▸ **YOUR TASK**
Find the string "Pythia" in the records. Copy every line it appears in.

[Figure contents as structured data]
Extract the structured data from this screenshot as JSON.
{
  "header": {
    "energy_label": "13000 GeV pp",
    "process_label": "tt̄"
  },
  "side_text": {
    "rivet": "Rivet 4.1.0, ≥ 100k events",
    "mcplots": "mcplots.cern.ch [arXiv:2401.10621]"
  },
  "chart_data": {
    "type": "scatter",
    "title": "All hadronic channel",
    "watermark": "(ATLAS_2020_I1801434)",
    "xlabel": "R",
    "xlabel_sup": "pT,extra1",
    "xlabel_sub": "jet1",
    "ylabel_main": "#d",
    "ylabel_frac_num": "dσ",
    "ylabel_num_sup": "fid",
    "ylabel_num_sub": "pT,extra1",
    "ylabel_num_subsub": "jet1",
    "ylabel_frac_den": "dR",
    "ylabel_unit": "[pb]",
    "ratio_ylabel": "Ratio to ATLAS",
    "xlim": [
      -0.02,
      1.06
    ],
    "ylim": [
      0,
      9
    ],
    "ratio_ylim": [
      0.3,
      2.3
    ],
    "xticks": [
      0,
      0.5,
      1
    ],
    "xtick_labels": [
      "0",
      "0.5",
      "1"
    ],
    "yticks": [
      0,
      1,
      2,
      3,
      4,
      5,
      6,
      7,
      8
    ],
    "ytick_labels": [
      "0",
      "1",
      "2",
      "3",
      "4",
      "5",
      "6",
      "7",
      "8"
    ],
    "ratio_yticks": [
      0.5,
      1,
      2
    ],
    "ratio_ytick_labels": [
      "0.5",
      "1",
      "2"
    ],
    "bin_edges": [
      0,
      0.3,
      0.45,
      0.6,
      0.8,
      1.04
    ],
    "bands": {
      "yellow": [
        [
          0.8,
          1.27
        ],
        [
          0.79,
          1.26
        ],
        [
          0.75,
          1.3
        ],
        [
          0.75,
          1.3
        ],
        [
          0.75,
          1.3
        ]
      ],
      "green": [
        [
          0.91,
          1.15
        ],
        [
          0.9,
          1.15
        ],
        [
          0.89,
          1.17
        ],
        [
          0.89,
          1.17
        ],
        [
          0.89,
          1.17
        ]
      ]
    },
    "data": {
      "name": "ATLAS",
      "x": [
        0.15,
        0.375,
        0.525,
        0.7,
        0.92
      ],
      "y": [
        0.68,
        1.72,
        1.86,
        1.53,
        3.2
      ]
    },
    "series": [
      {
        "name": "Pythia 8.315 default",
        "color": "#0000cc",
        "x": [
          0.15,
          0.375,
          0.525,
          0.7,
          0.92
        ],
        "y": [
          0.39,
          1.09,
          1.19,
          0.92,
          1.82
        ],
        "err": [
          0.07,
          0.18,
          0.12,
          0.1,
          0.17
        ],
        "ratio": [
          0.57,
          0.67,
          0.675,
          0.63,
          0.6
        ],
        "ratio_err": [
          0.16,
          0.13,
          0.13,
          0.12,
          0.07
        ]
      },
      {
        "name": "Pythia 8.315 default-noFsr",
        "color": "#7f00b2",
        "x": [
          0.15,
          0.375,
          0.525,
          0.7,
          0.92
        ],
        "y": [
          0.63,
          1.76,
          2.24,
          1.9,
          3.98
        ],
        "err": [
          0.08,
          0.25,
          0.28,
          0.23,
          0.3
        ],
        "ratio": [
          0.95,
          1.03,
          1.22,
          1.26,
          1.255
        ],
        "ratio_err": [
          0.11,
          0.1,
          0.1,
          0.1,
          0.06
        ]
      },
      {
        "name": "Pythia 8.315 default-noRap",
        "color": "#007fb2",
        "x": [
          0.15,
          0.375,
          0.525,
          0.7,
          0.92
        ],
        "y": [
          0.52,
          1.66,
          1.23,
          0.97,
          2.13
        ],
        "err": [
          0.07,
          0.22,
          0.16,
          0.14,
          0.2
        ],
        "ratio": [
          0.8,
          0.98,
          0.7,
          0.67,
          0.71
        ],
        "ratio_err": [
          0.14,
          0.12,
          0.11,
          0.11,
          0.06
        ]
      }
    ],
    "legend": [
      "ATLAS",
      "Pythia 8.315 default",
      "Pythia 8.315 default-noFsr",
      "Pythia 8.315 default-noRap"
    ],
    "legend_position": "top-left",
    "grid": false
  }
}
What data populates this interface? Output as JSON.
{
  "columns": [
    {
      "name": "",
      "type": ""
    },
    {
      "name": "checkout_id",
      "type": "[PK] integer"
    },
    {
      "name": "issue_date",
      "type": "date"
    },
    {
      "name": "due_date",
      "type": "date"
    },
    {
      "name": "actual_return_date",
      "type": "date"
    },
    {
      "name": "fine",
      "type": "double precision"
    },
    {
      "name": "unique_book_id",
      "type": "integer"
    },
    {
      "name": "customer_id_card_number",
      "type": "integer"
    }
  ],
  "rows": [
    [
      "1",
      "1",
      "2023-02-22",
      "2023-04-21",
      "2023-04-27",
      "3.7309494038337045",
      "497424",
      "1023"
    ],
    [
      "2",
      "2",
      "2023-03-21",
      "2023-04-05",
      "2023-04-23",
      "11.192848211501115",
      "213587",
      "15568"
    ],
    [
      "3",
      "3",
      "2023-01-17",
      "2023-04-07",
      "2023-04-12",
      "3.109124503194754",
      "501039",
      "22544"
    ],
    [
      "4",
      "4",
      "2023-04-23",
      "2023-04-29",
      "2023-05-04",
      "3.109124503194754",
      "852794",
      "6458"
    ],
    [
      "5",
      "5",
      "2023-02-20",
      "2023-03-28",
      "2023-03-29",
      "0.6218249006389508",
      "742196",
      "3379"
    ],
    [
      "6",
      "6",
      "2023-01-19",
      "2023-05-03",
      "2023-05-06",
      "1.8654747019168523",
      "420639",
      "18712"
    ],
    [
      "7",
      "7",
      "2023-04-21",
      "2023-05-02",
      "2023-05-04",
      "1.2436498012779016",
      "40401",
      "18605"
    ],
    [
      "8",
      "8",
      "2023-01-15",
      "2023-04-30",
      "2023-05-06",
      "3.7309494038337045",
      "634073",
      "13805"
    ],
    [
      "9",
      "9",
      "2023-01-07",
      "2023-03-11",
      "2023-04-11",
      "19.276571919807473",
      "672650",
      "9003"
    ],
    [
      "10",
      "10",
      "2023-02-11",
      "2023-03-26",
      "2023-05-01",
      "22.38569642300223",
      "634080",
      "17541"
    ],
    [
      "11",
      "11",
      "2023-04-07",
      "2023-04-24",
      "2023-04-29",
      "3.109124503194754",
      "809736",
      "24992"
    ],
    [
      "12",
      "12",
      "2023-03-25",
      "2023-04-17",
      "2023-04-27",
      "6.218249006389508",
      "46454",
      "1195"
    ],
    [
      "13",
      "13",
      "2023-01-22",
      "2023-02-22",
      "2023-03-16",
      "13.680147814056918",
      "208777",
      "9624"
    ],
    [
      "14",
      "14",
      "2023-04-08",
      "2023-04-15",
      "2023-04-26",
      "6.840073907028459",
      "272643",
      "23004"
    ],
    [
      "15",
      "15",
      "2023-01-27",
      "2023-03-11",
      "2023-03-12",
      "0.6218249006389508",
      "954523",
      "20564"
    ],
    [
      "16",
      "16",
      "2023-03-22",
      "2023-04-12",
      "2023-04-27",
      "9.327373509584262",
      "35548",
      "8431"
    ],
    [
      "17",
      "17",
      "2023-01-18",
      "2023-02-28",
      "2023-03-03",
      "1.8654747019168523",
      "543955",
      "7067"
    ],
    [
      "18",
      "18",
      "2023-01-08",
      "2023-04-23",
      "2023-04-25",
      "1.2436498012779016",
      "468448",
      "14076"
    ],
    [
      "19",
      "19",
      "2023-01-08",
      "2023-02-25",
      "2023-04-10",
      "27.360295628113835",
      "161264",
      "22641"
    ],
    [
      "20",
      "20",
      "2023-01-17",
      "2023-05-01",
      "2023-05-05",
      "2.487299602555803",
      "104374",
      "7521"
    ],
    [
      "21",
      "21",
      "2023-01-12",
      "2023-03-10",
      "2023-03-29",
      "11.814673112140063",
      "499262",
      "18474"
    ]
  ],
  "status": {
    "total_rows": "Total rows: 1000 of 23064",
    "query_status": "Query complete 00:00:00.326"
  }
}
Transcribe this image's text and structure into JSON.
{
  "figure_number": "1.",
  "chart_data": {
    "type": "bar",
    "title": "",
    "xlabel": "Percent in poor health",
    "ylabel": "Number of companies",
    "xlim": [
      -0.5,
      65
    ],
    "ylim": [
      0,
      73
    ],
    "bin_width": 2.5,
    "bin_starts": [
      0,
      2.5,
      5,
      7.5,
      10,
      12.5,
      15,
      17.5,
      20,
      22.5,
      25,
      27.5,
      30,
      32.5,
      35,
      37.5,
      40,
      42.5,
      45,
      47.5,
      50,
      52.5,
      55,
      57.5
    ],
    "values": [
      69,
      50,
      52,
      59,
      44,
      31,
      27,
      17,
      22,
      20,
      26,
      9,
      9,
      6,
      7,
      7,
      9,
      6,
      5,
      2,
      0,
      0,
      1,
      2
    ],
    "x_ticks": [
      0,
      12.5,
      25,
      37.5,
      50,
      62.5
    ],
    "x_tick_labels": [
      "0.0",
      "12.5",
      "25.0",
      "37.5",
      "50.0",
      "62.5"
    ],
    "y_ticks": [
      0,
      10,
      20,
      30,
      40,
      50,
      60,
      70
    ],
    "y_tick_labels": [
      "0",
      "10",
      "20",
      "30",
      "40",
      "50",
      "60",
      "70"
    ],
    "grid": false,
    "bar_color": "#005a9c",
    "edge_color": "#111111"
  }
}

▸ **SOLUTION FOR THIS EXERCISE**
        "name": "Pythia 8.315 default",
        "name": "Pythia 8.315 default-noFsr",
        "name": "Pythia 8.315 default-noRap",
      "Pythia 8.315 default",
      "Pythia 8.315 default-noFsr",
      "Pythia 8.315 default-noRap"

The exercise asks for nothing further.